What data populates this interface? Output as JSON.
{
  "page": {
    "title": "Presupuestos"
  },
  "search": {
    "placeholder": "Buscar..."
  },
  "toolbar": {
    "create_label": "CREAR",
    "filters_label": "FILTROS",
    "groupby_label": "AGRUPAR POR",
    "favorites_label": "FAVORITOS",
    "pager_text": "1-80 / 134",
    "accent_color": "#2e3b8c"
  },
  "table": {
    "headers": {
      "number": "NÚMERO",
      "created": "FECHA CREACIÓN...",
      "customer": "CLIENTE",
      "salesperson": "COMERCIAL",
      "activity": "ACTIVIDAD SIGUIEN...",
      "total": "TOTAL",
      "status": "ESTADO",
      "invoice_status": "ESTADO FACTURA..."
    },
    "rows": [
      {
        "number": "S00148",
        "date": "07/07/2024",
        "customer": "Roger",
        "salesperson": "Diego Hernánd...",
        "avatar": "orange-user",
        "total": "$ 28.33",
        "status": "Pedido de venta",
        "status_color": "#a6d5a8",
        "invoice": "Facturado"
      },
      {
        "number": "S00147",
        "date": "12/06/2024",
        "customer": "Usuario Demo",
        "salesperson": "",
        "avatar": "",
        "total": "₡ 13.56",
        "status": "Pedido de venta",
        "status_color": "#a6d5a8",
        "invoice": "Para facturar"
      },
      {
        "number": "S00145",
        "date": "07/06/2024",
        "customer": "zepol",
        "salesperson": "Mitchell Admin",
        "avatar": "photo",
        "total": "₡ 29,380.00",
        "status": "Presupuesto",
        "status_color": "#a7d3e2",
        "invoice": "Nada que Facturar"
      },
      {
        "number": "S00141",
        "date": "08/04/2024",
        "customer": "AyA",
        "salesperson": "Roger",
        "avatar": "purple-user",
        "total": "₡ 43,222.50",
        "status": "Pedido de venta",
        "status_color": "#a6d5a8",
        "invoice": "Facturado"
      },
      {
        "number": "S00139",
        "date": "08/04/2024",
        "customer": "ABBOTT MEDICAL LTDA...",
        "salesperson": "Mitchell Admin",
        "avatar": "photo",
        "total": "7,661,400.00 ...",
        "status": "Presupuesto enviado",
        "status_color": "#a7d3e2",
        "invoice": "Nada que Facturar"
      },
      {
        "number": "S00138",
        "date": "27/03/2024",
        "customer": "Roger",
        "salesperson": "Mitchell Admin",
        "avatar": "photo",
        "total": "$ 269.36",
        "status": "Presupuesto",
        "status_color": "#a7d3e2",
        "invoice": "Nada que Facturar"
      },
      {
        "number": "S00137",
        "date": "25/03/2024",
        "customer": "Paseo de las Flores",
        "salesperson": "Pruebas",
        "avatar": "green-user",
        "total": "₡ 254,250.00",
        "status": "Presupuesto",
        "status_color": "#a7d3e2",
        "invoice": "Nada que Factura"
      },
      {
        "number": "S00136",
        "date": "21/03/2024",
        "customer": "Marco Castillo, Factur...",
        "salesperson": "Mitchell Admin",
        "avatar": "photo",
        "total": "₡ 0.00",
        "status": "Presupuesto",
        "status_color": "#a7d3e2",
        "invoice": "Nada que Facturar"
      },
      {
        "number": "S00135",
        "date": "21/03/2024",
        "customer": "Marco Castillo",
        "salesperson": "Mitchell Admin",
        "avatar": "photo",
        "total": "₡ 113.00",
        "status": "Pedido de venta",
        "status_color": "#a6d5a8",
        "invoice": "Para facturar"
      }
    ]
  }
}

* * *

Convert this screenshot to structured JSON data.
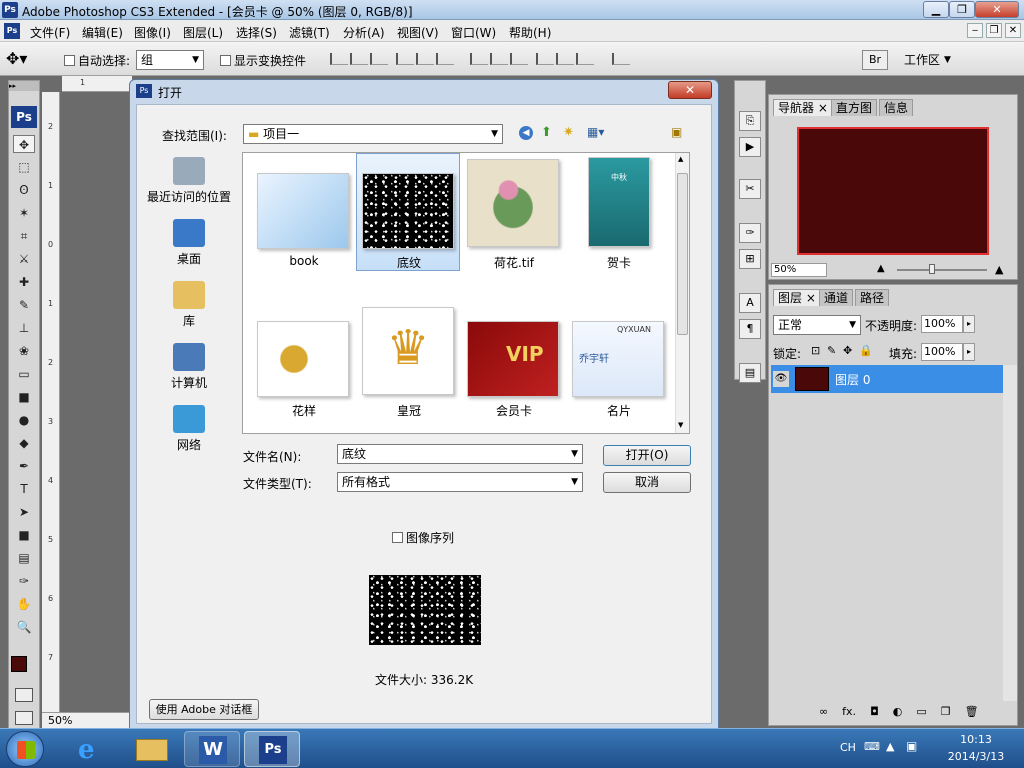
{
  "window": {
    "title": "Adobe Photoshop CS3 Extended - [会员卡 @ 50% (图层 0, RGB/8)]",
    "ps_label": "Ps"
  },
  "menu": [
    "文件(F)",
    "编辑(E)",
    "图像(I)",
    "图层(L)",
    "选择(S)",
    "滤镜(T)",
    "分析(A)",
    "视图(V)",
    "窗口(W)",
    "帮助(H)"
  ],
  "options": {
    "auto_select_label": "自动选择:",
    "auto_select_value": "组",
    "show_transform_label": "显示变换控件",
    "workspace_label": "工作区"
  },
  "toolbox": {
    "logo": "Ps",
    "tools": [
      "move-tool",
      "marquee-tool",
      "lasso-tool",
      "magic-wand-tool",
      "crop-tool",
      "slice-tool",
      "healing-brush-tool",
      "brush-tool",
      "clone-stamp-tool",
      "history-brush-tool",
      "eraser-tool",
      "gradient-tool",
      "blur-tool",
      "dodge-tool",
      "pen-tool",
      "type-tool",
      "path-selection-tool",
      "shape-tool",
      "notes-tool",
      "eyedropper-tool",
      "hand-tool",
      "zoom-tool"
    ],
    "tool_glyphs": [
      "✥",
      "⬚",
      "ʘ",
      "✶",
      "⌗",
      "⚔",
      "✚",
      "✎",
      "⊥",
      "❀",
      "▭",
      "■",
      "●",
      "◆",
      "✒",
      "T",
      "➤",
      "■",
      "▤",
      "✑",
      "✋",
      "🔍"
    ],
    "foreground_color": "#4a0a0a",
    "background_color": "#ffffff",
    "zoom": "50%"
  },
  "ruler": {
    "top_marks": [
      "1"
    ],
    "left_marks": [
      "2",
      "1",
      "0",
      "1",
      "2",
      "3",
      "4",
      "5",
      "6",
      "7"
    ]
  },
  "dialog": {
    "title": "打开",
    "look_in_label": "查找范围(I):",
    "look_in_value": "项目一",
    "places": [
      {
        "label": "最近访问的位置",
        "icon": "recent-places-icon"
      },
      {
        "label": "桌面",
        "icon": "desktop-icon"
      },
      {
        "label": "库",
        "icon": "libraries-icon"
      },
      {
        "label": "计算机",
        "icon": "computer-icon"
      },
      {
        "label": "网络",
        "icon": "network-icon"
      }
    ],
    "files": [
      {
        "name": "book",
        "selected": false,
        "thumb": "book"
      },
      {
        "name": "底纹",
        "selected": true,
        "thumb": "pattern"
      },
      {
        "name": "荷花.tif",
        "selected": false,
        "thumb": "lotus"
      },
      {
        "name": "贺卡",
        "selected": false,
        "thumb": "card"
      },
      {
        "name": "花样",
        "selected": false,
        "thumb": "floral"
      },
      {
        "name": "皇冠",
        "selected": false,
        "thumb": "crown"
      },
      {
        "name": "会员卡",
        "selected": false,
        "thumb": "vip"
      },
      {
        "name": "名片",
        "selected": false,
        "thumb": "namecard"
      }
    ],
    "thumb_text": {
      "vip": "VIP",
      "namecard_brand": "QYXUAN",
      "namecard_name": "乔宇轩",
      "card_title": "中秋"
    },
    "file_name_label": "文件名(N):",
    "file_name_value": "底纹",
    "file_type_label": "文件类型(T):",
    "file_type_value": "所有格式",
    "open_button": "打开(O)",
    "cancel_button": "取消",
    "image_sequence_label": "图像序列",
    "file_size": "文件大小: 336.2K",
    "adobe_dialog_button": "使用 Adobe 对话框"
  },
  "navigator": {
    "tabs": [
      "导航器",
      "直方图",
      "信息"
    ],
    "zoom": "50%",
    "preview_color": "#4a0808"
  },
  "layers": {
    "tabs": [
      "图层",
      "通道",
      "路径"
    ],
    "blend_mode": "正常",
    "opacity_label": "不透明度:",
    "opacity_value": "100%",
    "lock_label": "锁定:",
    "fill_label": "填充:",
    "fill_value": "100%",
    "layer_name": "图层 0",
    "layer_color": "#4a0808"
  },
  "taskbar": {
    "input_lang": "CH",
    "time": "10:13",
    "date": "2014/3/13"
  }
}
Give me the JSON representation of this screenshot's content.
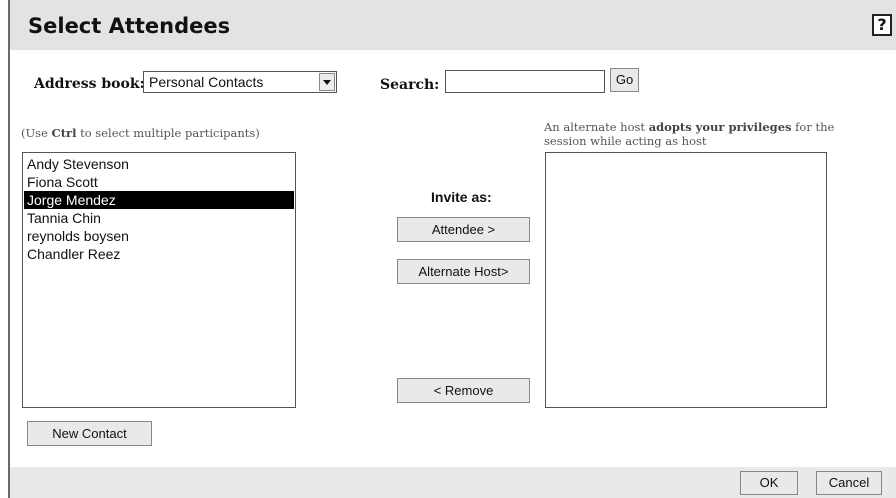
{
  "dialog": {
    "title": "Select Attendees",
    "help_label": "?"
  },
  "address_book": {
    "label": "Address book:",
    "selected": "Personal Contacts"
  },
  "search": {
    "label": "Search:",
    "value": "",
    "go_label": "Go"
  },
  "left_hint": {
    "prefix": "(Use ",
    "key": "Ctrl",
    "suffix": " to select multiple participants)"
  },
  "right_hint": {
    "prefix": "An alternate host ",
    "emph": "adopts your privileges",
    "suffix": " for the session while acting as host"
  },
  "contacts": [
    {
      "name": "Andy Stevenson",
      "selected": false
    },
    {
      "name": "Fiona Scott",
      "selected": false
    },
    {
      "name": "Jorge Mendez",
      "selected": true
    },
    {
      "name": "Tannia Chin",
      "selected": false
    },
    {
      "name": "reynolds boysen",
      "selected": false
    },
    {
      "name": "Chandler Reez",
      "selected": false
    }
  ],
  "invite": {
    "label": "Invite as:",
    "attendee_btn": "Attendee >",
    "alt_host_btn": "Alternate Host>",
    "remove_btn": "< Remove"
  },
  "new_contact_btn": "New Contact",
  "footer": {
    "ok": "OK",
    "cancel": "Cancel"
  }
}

* * *

▶ [AIM]
Search the data for the string "suffix". List each line that has it.

▶ [THE COMPLETED TASK]
    "suffix": " to select multiple participants)"
    "suffix": " for the session while acting as host"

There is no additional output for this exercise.